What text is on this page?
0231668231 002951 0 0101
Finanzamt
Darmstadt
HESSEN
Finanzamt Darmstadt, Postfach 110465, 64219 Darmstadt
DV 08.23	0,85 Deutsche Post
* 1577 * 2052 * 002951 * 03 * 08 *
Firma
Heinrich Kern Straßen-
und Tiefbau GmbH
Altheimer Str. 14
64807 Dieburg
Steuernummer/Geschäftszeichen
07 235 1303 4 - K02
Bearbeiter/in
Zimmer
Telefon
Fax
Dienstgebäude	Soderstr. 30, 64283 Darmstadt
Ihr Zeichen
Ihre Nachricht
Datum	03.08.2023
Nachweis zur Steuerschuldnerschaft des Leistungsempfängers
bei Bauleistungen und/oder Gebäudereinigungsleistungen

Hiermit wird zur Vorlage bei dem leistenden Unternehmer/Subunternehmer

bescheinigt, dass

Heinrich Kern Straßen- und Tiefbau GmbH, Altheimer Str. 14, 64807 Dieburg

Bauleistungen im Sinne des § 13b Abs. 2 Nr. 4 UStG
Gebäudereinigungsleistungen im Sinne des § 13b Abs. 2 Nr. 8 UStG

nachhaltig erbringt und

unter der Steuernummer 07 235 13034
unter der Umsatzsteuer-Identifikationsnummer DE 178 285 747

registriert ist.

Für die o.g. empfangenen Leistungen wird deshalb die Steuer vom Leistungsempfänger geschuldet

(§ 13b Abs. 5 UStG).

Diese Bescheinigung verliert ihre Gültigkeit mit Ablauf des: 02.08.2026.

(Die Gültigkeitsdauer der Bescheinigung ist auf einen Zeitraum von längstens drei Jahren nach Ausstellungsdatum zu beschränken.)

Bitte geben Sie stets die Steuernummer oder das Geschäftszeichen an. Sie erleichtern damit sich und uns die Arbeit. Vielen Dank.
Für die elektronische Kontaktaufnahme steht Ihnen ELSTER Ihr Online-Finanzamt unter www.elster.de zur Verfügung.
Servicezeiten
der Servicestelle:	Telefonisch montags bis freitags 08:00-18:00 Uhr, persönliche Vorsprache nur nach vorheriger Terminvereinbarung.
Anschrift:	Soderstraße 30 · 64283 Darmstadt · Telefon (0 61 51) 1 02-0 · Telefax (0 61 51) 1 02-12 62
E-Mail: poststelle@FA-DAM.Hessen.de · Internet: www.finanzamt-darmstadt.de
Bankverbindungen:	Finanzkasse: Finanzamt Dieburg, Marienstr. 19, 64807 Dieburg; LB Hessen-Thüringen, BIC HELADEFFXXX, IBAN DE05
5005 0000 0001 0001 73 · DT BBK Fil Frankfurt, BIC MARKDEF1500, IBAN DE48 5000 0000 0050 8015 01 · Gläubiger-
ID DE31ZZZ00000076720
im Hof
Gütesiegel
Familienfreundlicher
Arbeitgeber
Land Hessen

========

# DESCRIPTION OF THE TASK
From the data, list each line in which the string "Sinne" appears.

# REPLY TO THE TASK
Bauleistungen im Sinne des § 13b Abs. 2 Nr. 4 UStG
Gebäudereinigungsleistungen im Sinne des § 13b Abs. 2 Nr. 8 UStG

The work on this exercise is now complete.